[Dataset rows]
** begin **

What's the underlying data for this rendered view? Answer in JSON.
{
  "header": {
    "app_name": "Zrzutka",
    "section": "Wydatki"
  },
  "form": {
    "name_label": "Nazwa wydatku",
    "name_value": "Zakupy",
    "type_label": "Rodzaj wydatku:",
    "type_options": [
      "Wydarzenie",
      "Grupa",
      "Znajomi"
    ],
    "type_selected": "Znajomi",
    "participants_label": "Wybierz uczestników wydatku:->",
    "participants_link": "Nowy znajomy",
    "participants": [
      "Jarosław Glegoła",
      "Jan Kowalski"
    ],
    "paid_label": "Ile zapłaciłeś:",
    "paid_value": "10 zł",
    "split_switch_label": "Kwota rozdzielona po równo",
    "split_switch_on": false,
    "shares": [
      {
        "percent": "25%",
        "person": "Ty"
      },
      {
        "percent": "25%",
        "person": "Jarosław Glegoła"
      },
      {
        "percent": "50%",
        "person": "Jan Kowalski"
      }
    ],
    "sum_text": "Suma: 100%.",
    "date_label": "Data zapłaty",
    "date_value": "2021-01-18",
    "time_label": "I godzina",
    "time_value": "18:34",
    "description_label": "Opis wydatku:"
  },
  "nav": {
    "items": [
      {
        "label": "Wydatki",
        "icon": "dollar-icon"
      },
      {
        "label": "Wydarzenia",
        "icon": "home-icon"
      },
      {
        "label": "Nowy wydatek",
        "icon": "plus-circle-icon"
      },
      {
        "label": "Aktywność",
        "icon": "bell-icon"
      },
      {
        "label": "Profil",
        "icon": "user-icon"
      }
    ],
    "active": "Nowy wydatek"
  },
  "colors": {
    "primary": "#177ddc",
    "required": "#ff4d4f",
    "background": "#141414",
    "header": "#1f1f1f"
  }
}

** end **

* JOB:
Copy out the whole listing, exactly as written.

* WRITTEN RESPONSE:
What's the underlying data for this rendered view? Answer in JSON.
{
  "header": {
    "app_name": "Zrzutka",
    "section": "Wydatki"
  },
  "form": {
    "name_label": "Nazwa wydatku",
    "name_value": "Zakupy",
    "type_label": "Rodzaj wydatku:",
    "type_options": [
      "Wydarzenie",
      "Grupa",
      "Znajomi"
    ],
    "type_selected": "Znajomi",
    "participants_label": "Wybierz uczestników wydatku:->",
    "participants_link": "Nowy znajomy",
    "participants": [
      "Jarosław Glegoła",
      "Jan Kowalski"
    ],
    "paid_label": "Ile zapłaciłeś:",
    "paid_value": "10 zł",
    "split_switch_label": "Kwota rozdzielona po równo",
    "split_switch_on": false,
    "shares": [
      {
        "percent": "25%",
        "person": "Ty"
      },
      {
        "percent": "25%",
        "person": "Jarosław Glegoła"
      },
      {
        "percent": "50%",
        "person": "Jan Kowalski"
      }
    ],
    "sum_text": "Suma: 100%.",
    "date_label": "Data zapłaty",
    "date_value": "2021-01-18",
    "time_label": "I godzina",
    "time_value": "18:34",
    "description_label": "Opis wydatku:"
  },
  "nav": {
    "items": [
      {
        "label": "Wydatki",
        "icon": "dollar-icon"
      },
      {
        "label": "Wydarzenia",
        "icon": "home-icon"
      },
      {
        "label": "Nowy wydatek",
        "icon": "plus-circle-icon"
      },
      {
        "label": "Aktywność",
        "icon": "bell-icon"
      },
      {
        "label": "Profil",
        "icon": "user-icon"
      }
    ],
    "active": "Nowy wydatek"
  },
  "colors": {
    "primary": "#177ddc",
    "required": "#ff4d4f",
    "background": "#141414",
    "header": "#1f1f1f"
  }
}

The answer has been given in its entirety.